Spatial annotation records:
'''
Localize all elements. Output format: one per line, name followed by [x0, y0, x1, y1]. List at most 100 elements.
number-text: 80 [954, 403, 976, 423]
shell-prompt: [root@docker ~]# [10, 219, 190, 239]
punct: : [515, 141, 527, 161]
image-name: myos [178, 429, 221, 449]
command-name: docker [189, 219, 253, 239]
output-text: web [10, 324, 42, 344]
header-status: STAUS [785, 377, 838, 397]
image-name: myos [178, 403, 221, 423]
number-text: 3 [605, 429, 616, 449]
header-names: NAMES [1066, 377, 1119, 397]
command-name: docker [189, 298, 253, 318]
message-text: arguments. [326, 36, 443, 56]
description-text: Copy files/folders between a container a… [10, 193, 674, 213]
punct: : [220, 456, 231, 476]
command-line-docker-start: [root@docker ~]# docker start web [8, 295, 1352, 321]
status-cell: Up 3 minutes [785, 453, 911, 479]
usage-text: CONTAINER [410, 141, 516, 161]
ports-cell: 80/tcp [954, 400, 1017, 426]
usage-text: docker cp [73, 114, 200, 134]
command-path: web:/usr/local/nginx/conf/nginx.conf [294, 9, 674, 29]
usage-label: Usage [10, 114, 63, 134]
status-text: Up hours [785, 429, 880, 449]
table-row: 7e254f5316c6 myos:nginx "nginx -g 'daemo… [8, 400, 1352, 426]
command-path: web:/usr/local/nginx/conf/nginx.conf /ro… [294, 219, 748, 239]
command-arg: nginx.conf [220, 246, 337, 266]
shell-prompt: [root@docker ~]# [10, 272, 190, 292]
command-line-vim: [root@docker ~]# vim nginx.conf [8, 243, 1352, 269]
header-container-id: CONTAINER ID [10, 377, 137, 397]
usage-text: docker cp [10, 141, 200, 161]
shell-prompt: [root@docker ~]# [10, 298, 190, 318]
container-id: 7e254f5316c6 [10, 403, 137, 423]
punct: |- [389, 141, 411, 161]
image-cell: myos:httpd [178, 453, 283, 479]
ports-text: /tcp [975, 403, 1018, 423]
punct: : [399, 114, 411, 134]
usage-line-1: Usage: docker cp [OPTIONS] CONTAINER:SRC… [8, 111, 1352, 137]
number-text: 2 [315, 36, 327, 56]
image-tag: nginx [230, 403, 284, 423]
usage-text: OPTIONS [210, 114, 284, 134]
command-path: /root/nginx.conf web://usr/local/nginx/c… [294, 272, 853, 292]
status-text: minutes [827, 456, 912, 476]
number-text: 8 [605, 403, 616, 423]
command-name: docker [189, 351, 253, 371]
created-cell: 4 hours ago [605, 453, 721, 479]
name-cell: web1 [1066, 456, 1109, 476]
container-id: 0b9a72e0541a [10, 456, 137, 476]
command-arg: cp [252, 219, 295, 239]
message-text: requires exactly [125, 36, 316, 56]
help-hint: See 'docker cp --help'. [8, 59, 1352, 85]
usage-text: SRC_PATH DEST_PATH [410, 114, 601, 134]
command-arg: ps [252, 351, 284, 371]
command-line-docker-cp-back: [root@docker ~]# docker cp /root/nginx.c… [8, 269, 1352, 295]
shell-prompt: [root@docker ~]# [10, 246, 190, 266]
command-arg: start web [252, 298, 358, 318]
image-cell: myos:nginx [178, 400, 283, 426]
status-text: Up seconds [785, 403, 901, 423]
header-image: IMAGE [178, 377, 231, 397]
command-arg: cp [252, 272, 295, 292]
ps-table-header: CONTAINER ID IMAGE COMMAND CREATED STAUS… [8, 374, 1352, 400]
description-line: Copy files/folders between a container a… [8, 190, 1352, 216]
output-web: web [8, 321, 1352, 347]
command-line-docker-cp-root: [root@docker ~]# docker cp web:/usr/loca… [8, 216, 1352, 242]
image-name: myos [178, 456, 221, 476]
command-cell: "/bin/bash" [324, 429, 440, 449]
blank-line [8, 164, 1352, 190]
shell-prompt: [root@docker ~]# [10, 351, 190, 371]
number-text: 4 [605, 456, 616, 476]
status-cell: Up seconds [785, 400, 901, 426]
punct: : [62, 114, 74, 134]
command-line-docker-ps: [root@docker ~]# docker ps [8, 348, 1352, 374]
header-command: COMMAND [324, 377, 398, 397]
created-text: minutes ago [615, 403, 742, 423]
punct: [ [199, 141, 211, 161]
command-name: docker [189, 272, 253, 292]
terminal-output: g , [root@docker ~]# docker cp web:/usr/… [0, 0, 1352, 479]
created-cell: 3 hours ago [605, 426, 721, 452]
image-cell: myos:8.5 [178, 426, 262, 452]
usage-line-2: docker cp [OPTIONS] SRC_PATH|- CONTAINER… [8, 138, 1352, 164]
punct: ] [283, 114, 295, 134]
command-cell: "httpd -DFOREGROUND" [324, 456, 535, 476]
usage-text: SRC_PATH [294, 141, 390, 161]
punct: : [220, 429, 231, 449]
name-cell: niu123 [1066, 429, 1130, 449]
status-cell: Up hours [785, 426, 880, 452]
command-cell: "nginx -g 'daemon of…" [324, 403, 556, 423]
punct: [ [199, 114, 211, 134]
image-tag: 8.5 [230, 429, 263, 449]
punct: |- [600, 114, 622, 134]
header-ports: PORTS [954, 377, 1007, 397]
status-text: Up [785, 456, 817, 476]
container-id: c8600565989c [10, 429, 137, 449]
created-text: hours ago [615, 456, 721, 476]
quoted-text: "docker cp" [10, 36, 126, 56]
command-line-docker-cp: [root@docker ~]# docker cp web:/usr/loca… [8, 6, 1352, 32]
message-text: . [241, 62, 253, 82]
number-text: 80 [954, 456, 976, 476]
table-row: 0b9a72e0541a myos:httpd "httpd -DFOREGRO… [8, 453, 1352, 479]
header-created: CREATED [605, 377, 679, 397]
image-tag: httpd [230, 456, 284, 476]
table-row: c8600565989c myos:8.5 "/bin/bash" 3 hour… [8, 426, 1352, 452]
'''
# Given problem
Reproduce the records above, swapping every occurrence of "command-name" for "command-word" and leaving all else unchanged.

# Reply
Localize all elements. Output format: one per line, name followed by [x0, y0, x1, y1]. List at most 100 elements.
number-text: 80 [954, 403, 976, 423]
shell-prompt: [root@docker ~]# [10, 219, 190, 239]
punct: : [515, 141, 527, 161]
image-name: myos [178, 429, 221, 449]
command-word: docker [189, 219, 253, 239]
output-text: web [10, 324, 42, 344]
header-status: STAUS [785, 377, 838, 397]
image-name: myos [178, 403, 221, 423]
number-text: 3 [605, 429, 616, 449]
header-names: NAMES [1066, 377, 1119, 397]
command-word: docker [189, 298, 253, 318]
message-text: arguments. [326, 36, 443, 56]
description-text: Copy files/folders between a container a… [10, 193, 674, 213]
punct: : [220, 456, 231, 476]
command-line-docker-start: [root@docker ~]# docker start web [8, 295, 1352, 321]
status-cell: Up 3 minutes [785, 453, 911, 479]
usage-text: CONTAINER [410, 141, 516, 161]
ports-cell: 80/tcp [954, 400, 1017, 426]
usage-text: docker cp [73, 114, 200, 134]
command-path: web:/usr/local/nginx/conf/nginx.conf [294, 9, 674, 29]
usage-label: Usage [10, 114, 63, 134]
status-text: Up hours [785, 429, 880, 449]
table-row: 7e254f5316c6 myos:nginx "nginx -g 'daemo… [8, 400, 1352, 426]
command-path: web:/usr/local/nginx/conf/nginx.conf /ro… [294, 219, 748, 239]
command-arg: nginx.conf [220, 246, 337, 266]
shell-prompt: [root@docker ~]# [10, 272, 190, 292]
command-line-vim: [root@docker ~]# vim nginx.conf [8, 243, 1352, 269]
header-container-id: CONTAINER ID [10, 377, 137, 397]
usage-text: docker cp [10, 141, 200, 161]
shell-prompt: [root@docker ~]# [10, 298, 190, 318]
container-id: 7e254f5316c6 [10, 403, 137, 423]
punct: |- [389, 141, 411, 161]
image-cell: myos:httpd [178, 453, 283, 479]
ports-text: /tcp [975, 403, 1018, 423]
punct: : [399, 114, 411, 134]
usage-line-1: Usage: docker cp [OPTIONS] CONTAINER:SRC… [8, 111, 1352, 137]
number-text: 2 [315, 36, 327, 56]
image-tag: nginx [230, 403, 284, 423]
usage-text: OPTIONS [210, 114, 284, 134]
command-path: /root/nginx.conf web://usr/local/nginx/c… [294, 272, 853, 292]
status-text: minutes [827, 456, 912, 476]
number-text: 8 [605, 403, 616, 423]
command-word: docker [189, 351, 253, 371]
created-cell: 4 hours ago [605, 453, 721, 479]
name-cell: web1 [1066, 456, 1109, 476]
container-id: 0b9a72e0541a [10, 456, 137, 476]
command-arg: cp [252, 219, 295, 239]
message-text: requires exactly [125, 36, 316, 56]
help-hint: See 'docker cp --help'. [8, 59, 1352, 85]
usage-text: SRC_PATH DEST_PATH [410, 114, 601, 134]
command-arg: ps [252, 351, 284, 371]
command-line-docker-cp-back: [root@docker ~]# docker cp /root/nginx.c… [8, 269, 1352, 295]
shell-prompt: [root@docker ~]# [10, 246, 190, 266]
command-arg: start web [252, 298, 358, 318]
image-cell: myos:nginx [178, 400, 283, 426]
status-text: Up seconds [785, 403, 901, 423]
header-image: IMAGE [178, 377, 231, 397]
command-arg: cp [252, 272, 295, 292]
ps-table-header: CONTAINER ID IMAGE COMMAND CREATED STAUS… [8, 374, 1352, 400]
description-line: Copy files/folders between a container a… [8, 190, 1352, 216]
output-web: web [8, 321, 1352, 347]
command-line-docker-cp-root: [root@docker ~]# docker cp web:/usr/loca… [8, 216, 1352, 242]
image-name: myos [178, 456, 221, 476]
command-cell: "/bin/bash" [324, 429, 440, 449]
blank-line [8, 164, 1352, 190]
shell-prompt: [root@docker ~]# [10, 351, 190, 371]
number-text: 4 [605, 456, 616, 476]
status-cell: Up seconds [785, 400, 901, 426]
punct: : [62, 114, 74, 134]
command-line-docker-ps: [root@docker ~]# docker ps [8, 348, 1352, 374]
header-command: COMMAND [324, 377, 398, 397]
created-text: minutes ago [615, 403, 742, 423]
punct: [ [199, 141, 211, 161]
command-word: docker [189, 272, 253, 292]
terminal-output: g , [root@docker ~]# docker cp web:/usr/… [0, 0, 1352, 479]
created-cell: 3 hours ago [605, 426, 721, 452]
image-cell: myos:8.5 [178, 426, 262, 452]
usage-line-2: docker cp [OPTIONS] SRC_PATH|- CONTAINER… [8, 138, 1352, 164]
punct: ] [283, 114, 295, 134]
command-cell: "httpd -DFOREGROUND" [324, 456, 535, 476]
usage-text: SRC_PATH [294, 141, 390, 161]
punct: : [220, 429, 231, 449]
name-cell: niu123 [1066, 429, 1130, 449]
status-cell: Up hours [785, 426, 880, 452]
command-cell: "nginx -g 'daemon of…" [324, 403, 556, 423]
punct: [ [199, 114, 211, 134]
image-tag: 8.5 [230, 429, 263, 449]
punct: |- [600, 114, 622, 134]
header-ports: PORTS [954, 377, 1007, 397]
status-text: Up [785, 456, 817, 476]
container-id: c8600565989c [10, 429, 137, 449]
created-text: hours ago [615, 456, 721, 476]
quoted-text: "docker cp" [10, 36, 126, 56]
command-line-docker-cp: [root@docker ~]# docker cp web:/usr/loca… [8, 6, 1352, 32]
message-text: . [241, 62, 253, 82]
number-text: 80 [954, 456, 976, 476]
table-row: 0b9a72e0541a myos:httpd "httpd -DFOREGRO… [8, 453, 1352, 479]
header-created: CREATED [605, 377, 679, 397]
image-tag: httpd [230, 456, 284, 476]
table-row: c8600565989c myos:8.5 "/bin/bash" 3 hour… [8, 426, 1352, 452]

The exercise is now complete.